## Document text

DxO FilmPack 7 was recently released alongside DxO PhotoLab 7 (see our review). PhotoLab 7 is a tool-packed digital darkroom designed to let you manually organize and process your pictures to perfection.
In essence, FilmPack 7 features a comprehensive collection of filters that emulate a wide range of old film stocks. In some ways, DxO FilmPack 7 does for photography what vinyl does for music. It lets you travel back in time by taking the crisp clean pixels of your digital photos and giving them an analogue look. This retro look evokes images captured on decades-old cameras using a wide range of darkroom techniques. Analog artifacts such as vignetted edges and film grain also help your retro images stand out from the social media crowd’s artefact-free digital images as well as enabling you to produce striking and frame-able classic prints to hang on your wall.
DxO FilmPack 7: Specifications
|Recommended setup: Windows||Recommended setup: Mac|
|Intel Core processor or AMD Ryzen with 8 cores||M1|
|16 GB RAM||16 GB RAM|
|4 GB available disk space||4 GB available disk space|
|1920 x 1080 display||1920 x 1080 display|
|Microsoft Windows 10 version 20H2 or 11 (64-bit)||macOS 12.6.8 (Monterey)|
|NVIDIA RTX 2060, AMD Radeon RX 6600 with latest drivers||M1 or Intel Mac with AMD Radeon Pro RX570|
DxO FilmPack 7: Key Features
After two decades of research, DxO has enabled FilmPack 7 to work its magic by digitizing classic film stocks. This research has enabled FilmPack 7 to create convincing analog prints that feature a wide range of analog artifacts such as film grain from a range of positive and negative film formats.
FilmPack 7’s 280 presets are gathered into themed collections such as Negative Films and Slide Films. There’s also a Time Machine mode that lets you browse back through the decades to view 104 presets that emulate film stocks - from the dawn of photography to the present day. Time Machine is also an educational tool that explores the work of pioneering photographers and lets you imitate the look of their photography in a click.
DxO FilmPack 7: Interface & Usability
FilmPack 7’s interface is reminiscent of apps designed in the noughties, with a bar at the top containing large white circles that feature chunky icons (such as crop or rotate). When you’ve finished adjusting a shot the Apply or Save buttons have a beveled 3D edge that evokes the skeuomorphism of noughties apps that felt the need to emulate 3D buttons on 2D screens. Given that DxO FilmPack 7 is all about emulating the past we can forgive (and even embrace) this retro look to its workspace.

Records excerpted from a collection:
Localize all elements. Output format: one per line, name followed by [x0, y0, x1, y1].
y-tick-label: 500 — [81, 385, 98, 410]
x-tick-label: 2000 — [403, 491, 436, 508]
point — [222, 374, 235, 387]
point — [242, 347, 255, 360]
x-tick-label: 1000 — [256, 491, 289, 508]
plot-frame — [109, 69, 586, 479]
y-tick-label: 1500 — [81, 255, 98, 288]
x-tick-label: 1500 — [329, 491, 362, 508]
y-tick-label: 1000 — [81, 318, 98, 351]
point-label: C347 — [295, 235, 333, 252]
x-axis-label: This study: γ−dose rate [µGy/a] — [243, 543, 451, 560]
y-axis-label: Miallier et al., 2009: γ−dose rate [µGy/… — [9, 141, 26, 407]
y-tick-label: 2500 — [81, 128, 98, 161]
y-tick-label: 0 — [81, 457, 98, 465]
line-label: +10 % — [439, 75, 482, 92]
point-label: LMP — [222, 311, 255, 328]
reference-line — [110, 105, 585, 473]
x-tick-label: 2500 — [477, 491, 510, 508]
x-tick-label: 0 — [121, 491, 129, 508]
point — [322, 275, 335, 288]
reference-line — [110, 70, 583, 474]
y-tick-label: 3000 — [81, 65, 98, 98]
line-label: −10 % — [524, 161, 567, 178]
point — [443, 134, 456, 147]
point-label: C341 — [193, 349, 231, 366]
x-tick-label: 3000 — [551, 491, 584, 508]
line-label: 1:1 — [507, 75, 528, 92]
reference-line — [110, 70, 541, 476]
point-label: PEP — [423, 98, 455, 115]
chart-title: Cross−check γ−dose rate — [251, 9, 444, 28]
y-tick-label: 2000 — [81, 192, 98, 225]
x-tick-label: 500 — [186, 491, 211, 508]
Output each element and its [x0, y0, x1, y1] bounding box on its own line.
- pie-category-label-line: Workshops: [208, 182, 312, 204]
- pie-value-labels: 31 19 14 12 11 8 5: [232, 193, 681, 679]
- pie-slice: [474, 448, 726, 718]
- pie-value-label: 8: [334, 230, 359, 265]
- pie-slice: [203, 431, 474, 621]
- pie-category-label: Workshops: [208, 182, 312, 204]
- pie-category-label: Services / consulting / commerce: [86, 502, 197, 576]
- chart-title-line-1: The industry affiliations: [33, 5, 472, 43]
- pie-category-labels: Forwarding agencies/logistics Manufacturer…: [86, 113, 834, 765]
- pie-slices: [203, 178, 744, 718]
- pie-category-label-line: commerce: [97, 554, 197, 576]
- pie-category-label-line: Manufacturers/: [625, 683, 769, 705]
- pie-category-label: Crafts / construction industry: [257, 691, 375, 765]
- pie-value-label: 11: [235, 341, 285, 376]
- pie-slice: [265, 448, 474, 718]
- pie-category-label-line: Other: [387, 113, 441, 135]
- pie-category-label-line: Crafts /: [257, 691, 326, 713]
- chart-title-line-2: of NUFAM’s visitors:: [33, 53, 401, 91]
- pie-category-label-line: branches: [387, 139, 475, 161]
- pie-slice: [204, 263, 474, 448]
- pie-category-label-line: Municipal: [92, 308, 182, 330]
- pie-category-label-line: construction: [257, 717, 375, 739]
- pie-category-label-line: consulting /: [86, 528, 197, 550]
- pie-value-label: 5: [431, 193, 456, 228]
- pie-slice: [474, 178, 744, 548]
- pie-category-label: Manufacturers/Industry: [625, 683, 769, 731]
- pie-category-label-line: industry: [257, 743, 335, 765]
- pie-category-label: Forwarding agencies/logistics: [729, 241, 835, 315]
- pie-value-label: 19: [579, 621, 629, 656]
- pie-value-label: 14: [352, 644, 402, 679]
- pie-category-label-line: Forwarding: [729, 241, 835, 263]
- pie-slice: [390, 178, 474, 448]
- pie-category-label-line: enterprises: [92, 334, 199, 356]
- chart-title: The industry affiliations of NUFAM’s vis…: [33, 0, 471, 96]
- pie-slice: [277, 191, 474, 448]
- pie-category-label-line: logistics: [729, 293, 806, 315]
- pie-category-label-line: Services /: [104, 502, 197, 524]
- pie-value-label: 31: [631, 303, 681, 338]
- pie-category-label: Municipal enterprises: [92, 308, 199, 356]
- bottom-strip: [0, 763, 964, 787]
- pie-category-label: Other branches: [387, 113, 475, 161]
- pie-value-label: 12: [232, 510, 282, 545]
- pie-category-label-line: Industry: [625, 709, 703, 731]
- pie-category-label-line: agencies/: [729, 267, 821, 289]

## Exercise 1
Copy the part of the DxO FilmPack 7 review that opens with the words containing "DxO FilmPack 7: Interface" and closes with "to its workspace.".
## Exercise 2
Continue the DxO FilmPack 7 review from the point where it stops.

## Written reply 1
DxO FilmPack 7: Interface & Usability
FilmPack 7’s interface is reminiscent of apps designed in the noughties, with a bar at the top containing large white circles that feature chunky icons (such as crop or rotate). When you’ve finished adjusting a shot the Apply or Save buttons have a beveled 3D edge that evokes the skeuomorphism of noughties apps that felt the need to emulate 3D buttons on 2D screens. Given that DxO FilmPack 7 is all about emulating the past we can forgive (and even embrace) this retro look to its workspace.

## Written reply 2
Once you’ve explored and applied a preset analog look to a photo in the Presets workspace you can click the Customize tab to access a wide range of tools to fine-tune the look. Here you can pick and mix different film rendering options and then add a custom grain effect. There’s also the option to add other filmic artifacts such as light leakage effects and blurred vignetted edges.
The new Luminosity Masks panel enables you to sample and isolate specific areas based on color or tone and tweak a wide range of properties with precision. The Customize workspace also contains a collection of classic digital darkroom tools - such as Curves and a Histogram - that enable you to adjust colors and tones, though this darkroom is not as comprehensive as the one in DxO PhotoLab 7.
DxO FilmPack 7: Results
To get assets for this review I hired a model and snapped her on my iPhone 15 Pro Max. It must be noted that DxO doesn’t support .dng files from an iPhone (on FilmPack 7 or PhotoLab 7), so if you shoot in Apple ProRAW then you’ll need to export the images as .jpg files first.
Despite this lack of .dng support I enjoyed exploring how FilmPack 7’s one-click presets gave my digital photos a retro analogue makeover. By adding artefacts such as film grain to portraits I was able to send my Eli my model back in time to earlier decades. This visual variety motivated me to populate my Instagram feed with many more images than I usually do after a shoot.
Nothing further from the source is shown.